__TASK BRIEF__:
Across the entries below, how many lines contain the string "page"? Give only the count.

__INFORMATION SHOWN__:
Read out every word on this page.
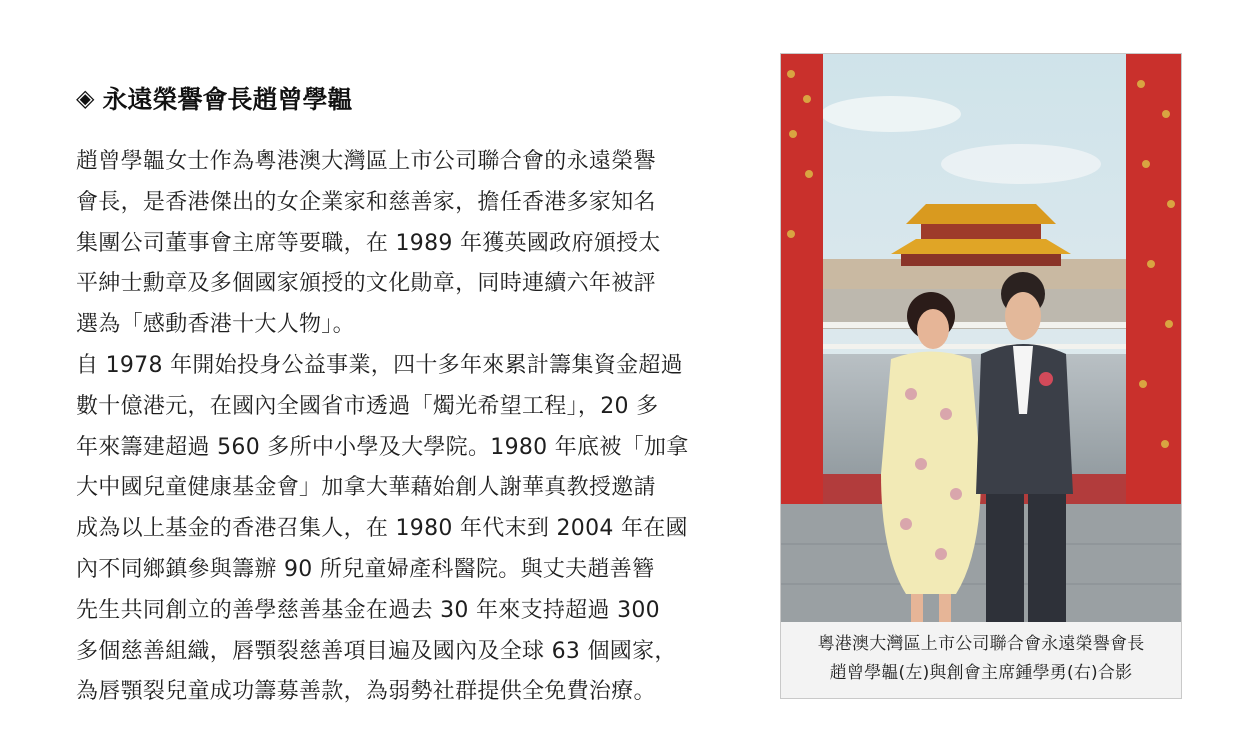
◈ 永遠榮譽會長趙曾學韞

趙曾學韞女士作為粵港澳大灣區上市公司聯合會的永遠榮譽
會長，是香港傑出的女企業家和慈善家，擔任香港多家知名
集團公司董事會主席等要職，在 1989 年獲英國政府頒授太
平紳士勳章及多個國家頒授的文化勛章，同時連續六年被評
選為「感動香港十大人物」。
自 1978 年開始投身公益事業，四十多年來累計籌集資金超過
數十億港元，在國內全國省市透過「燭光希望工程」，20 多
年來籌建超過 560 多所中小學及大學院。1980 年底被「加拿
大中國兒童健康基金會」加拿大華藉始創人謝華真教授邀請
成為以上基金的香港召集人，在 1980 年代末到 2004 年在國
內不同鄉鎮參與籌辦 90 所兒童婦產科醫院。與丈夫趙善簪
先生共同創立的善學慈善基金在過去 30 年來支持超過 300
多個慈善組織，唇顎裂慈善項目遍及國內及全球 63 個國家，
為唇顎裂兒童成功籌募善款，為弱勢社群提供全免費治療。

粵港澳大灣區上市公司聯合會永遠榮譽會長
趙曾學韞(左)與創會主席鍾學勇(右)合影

--

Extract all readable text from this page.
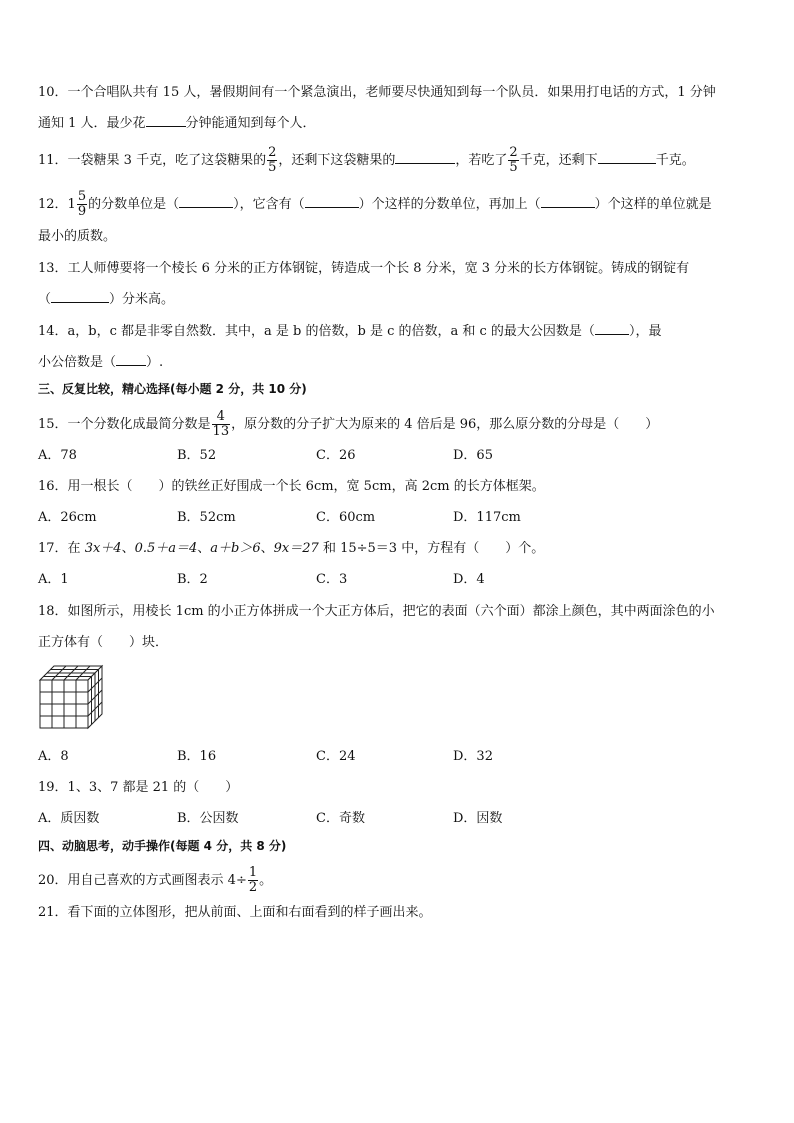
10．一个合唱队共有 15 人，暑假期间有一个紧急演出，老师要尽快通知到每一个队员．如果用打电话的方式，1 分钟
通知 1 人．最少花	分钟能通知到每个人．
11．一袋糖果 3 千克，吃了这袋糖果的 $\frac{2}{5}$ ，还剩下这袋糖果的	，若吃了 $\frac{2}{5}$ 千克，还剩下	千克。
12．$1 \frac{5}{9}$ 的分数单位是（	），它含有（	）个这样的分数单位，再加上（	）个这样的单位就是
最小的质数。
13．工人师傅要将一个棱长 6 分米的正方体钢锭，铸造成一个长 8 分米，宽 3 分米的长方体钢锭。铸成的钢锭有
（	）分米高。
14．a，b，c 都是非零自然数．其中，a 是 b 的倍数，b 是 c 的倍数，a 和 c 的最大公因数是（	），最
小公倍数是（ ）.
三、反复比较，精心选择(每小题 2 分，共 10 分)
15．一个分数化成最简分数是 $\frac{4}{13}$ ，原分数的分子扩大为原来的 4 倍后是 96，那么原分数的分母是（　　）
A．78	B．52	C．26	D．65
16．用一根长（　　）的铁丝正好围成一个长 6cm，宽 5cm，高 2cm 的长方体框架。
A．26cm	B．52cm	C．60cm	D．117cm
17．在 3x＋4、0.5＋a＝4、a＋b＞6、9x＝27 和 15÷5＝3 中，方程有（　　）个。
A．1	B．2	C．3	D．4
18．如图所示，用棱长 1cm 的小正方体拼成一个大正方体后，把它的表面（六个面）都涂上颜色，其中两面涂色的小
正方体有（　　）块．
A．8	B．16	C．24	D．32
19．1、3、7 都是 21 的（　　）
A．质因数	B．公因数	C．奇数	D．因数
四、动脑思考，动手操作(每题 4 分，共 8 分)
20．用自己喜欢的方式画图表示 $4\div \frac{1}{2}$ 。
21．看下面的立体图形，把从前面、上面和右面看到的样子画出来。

__EXERCISE ANSWER__:
2